─── Quoted passage ───

Commentary surrounding each of the guidance metrics detailed above follows:

Sustaining Capital Expenditure, Exploration and Feasibility Studies
With the underlying assumption of having a capital light budget, the forecasted spend for FY17 has a direct correlation and impact on overall nickel production and unit cash cost outcomes. With guidance spend of A$22m to A$24m, this will be the lowest capital expenditure period since commencing the two mining operations. When excluding A$6m for the one-off Spotted Quoll ventilation shaft, which is a longer term spend with benefits over the LOM, sustaining capital expenditure at the Forrestania operations will be between A$16m and A$18m, reflecting:

  1. All major one-off capital has now been spent at both mines.
  2. Flying Fox requires no further vertical development and the capital expenditure profile reduces over the current mine life (assuming no further extensions). There is an allowance for resource extension drilling at Flying Fox in FY17.
  3. Prior year investment in Spotted Quoll means that vertical mine development can be further deferred and is currently scheduled to recommence in January 2017.

The reduction in FY17 expenditure does not necessarily result in substantial increases in future year sustaining capital requirements, as this is not simply a deferral of capital expenditure to later years. Current LOM models indicate (and these are subject to change) that FY18 and FY19 sustaining capital will be around A$38m and A$27m respectively which compares well with prior periods (FY14: A$32.2, FY15: A$57.5m, FY16: A$30.9m).

Exploration efforts will be focussed on the three organic growth projects of Cosmos, Western Gawler and Forrestania. As with previous budgets for exploration, further funding can be provided above these levels should a program warrant additional or increased work. The ability to ramp up spend on exploration is only available due to the balance sheet strength of the Company.

The main area of feasibility work will be focussed on the Odysseus Pre-Feasibility Study (PFS) which is scheduled for completion in the December 2016 quarter. In June 2016, Western Areas updated the Scoping Study and achieved greater than 30% savings in operational and capital expenditure. The Board subsequently approved the PFS based on these results. Dependent on the PFS results, a decision on proceeding to a definitive feasibility study will be made separately by the Board at the appropriate time.

Production Metrics
Mine production is expected to be between 22,500 and 24,500 nickel tonnes in ore. Flying Fox is estimated to contribute between 10,000 to 11,000 nickel tonnes whilst the Spotted Quoll estimate is between 12,500 to 13,500 nickel tonnes. These production numbers reflect the decision to maximise cash generation, rather than nickel volume output, underpinned by the low total capital expenditure outlay. Complete flexibility is retained to respond to market conditions.

Given that Spotted Quoll is a relatively new mine, and there will be 12 months of vertical development already deferred by December 2016, this has meant that all production in FY17 will be focussed on the 'flatter dip zone' of the orebody. This approach is a timing difference from previous LOM plans where it was assumed that the flatter dip zone would be mined in combination with the steeper zones of Stage 1 and Stage 2. Consequently, the Company expects mine grades (for both mines) to trend around the reserve grade in FY17.

Nickel in concentrate production guidance of between 20,200 and 22,000 nickel tonnes is a direct result of the mine production guidance and anticipated processing plant recoveries.

Unit Cash Cost of Production
Unit cash cost of production is expected to range between A$2.40/lb to A$2.75/lb. Consistent with previous guidance, we expect to narrow the range with the release of the December half year results.

───

§ Exercise requirements
In the nickel guidance commentary:
(a) What is the guidance range for FY17 capital expenditure?
(b) In which quarter is the Odysseus Pre-Feasibility Study scheduled for completion?
(c) How many nickel tonnes is Flying Fox estimated to contribute?
The material after this point is separate from the guidance commentary.

─── Record list ───

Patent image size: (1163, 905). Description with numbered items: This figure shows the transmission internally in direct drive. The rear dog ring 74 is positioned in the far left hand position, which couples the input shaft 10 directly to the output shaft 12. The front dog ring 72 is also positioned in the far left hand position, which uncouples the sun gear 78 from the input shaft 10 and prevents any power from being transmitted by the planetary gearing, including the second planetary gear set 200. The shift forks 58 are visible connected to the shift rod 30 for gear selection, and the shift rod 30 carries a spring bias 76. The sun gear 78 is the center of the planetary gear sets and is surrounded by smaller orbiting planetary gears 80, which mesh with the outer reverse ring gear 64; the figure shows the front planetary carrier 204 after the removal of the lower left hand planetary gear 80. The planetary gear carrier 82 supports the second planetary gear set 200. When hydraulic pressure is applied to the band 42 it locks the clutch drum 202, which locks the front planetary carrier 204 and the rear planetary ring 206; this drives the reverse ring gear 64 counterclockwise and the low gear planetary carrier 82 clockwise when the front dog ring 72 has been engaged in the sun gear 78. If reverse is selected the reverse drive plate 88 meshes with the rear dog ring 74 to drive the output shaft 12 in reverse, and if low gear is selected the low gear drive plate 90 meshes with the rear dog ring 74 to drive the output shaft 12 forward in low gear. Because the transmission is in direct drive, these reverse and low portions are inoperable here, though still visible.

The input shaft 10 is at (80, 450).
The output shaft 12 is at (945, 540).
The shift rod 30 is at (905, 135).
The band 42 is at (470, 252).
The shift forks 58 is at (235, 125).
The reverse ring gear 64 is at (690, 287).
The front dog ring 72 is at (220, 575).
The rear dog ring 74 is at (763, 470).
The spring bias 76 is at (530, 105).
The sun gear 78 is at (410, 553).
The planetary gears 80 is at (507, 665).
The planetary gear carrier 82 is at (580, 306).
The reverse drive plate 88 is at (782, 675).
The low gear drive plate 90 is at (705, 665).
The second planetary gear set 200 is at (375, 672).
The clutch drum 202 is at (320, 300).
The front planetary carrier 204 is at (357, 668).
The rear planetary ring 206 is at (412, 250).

───

§ Answer below
(a) A$22m to A$24m
(b) The December 2016 quarter
(c) Between 10,000 and 11,000 nickel tonnes